INSTRUCTION » Write the entries below out again exactly; any picture in them stays out.

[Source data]
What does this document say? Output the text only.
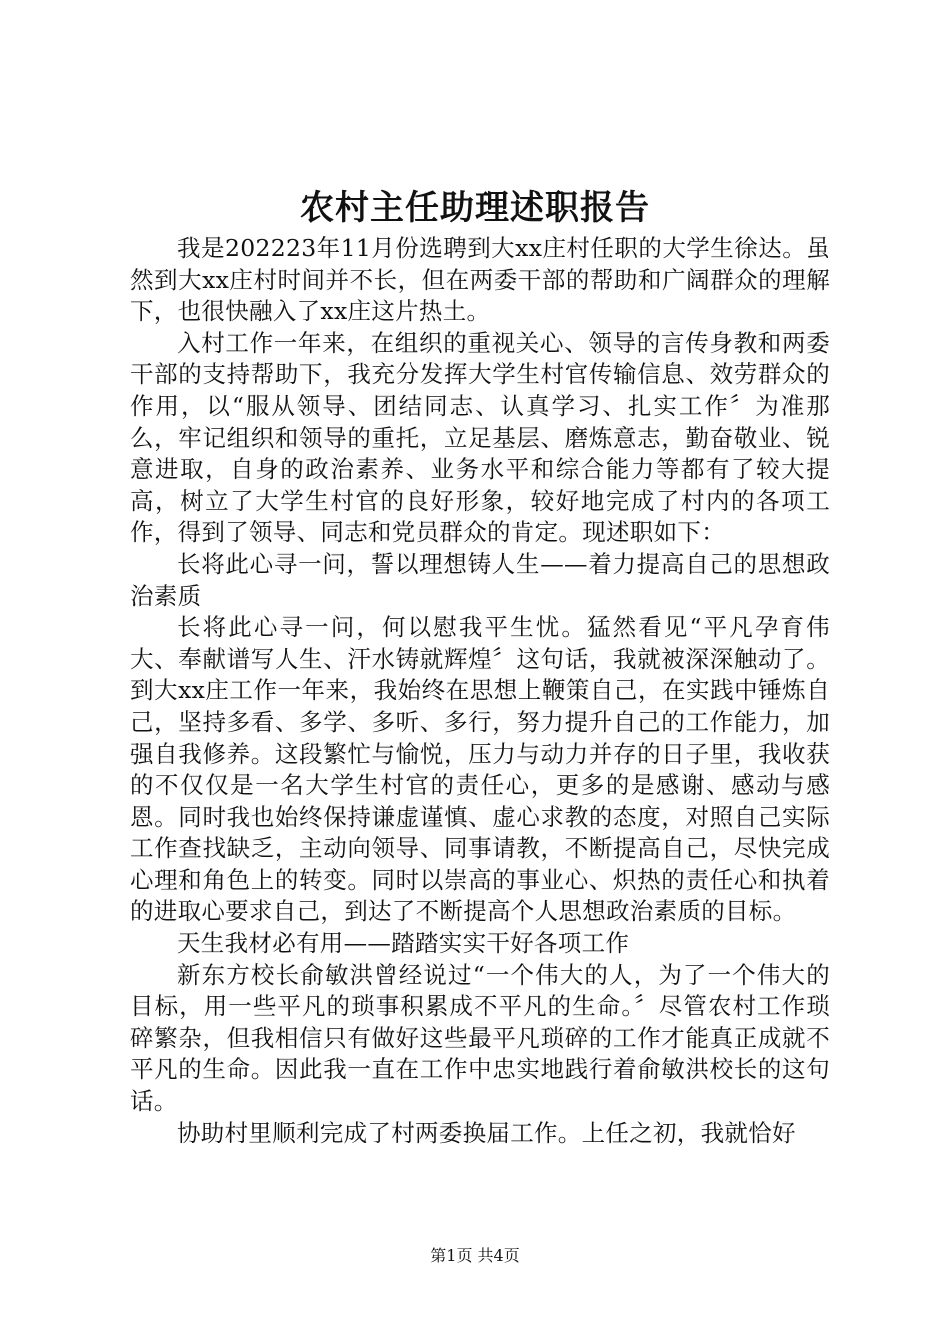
农村主任助理述职报告

我是202223年11月份选聘到大xx庄村任职的大学生徐达。虽然到大xx庄村时间并不长，但在两委干部的帮助和广阔群众的理解下，也很快融入了xx庄这片热土。

入村工作一年来，在组织的重视关心、领导的言传身教和两委干部的支持帮助下，我充分发挥大学生村官传输信息、效劳群众的作用，以“服从领导、团结同志、认真学习、扎实工作〞为准那么，牢记组织和领导的重托，立足基层、磨炼意志，勤奋敬业、锐意进取，自身的政治素养、业务水平和综合能力等都有了较大提高，树立了大学生村官的良好形象，较好地完成了村内的各项工作，得到了领导、同志和党员群众的肯定。现述职如下：

长将此心寻一问，誓以理想铸人生——着力提高自己的思想政治素质

长将此心寻一问，何以慰我平生忧。猛然看见“平凡孕育伟大、奉献谱写人生、汗水铸就辉煌〞这句话，我就被深深触动了。到大xx庄工作一年来，我始终在思想上鞭策自己，在实践中锤炼自己，坚持多看、多学、多听、多行，努力提升自己的工作能力，加强自我修养。这段繁忙与愉悦，压力与动力并存的日子里，我收获的不仅仅是一名大学生村官的责任心，更多的是感谢、感动与感恩。同时我也始终保持谦虚谨慎、虚心求教的态度，对照自己实际工作查找缺乏，主动向领导、同事请教，不断提高自己，尽快完成心理和角色上的转变。同时以崇高的事业心、炽热的责任心和执着的进取心要求自己，到达了不断提高个人思想政治素质的目标。

天生我材必有用——踏踏实实干好各项工作

新东方校长俞敏洪曾经说过“一个伟大的人，为了一个伟大的目标，用一些平凡的琐事积累成不平凡的生命。〞尽管农村工作琐碎繁杂，但我相信只有做好这些最平凡琐碎的工作才能真正成就不平凡的生命。因此我一直在工作中忠实地践行着俞敏洪校长的这句话。

协助村里顺利完成了村两委换届工作。上任之初，我就恰好

第1页 共4页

EXERCISE SOLUTION »
What does this document say? Output the text only.
农村主任助理述职报告

我是202223年11月份选聘到大xx庄村任职的大学生徐达。虽然到大xx庄村时间并不长，但在两委干部的帮助和广阔群众的理解下，也很快融入了xx庄这片热土。

入村工作一年来，在组织的重视关心、领导的言传身教和两委干部的支持帮助下，我充分发挥大学生村官传输信息、效劳群众的作用，以“服从领导、团结同志、认真学习、扎实工作〞为准那么，牢记组织和领导的重托，立足基层、磨炼意志，勤奋敬业、锐意进取，自身的政治素养、业务水平和综合能力等都有了较大提高，树立了大学生村官的良好形象，较好地完成了村内的各项工作，得到了领导、同志和党员群众的肯定。现述职如下：

长将此心寻一问，誓以理想铸人生——着力提高自己的思想政治素质

长将此心寻一问，何以慰我平生忧。猛然看见“平凡孕育伟大、奉献谱写人生、汗水铸就辉煌〞这句话，我就被深深触动了。到大xx庄工作一年来，我始终在思想上鞭策自己，在实践中锤炼自己，坚持多看、多学、多听、多行，努力提升自己的工作能力，加强自我修养。这段繁忙与愉悦，压力与动力并存的日子里，我收获的不仅仅是一名大学生村官的责任心，更多的是感谢、感动与感恩。同时我也始终保持谦虚谨慎、虚心求教的态度，对照自己实际工作查找缺乏，主动向领导、同事请教，不断提高自己，尽快完成心理和角色上的转变。同时以崇高的事业心、炽热的责任心和执着的进取心要求自己，到达了不断提高个人思想政治素质的目标。

天生我材必有用——踏踏实实干好各项工作

新东方校长俞敏洪曾经说过“一个伟大的人，为了一个伟大的目标，用一些平凡的琐事积累成不平凡的生命。〞尽管农村工作琐碎繁杂，但我相信只有做好这些最平凡琐碎的工作才能真正成就不平凡的生命。因此我一直在工作中忠实地践行着俞敏洪校长的这句话。

协助村里顺利完成了村两委换届工作。上任之初，我就恰好

第1页 共4页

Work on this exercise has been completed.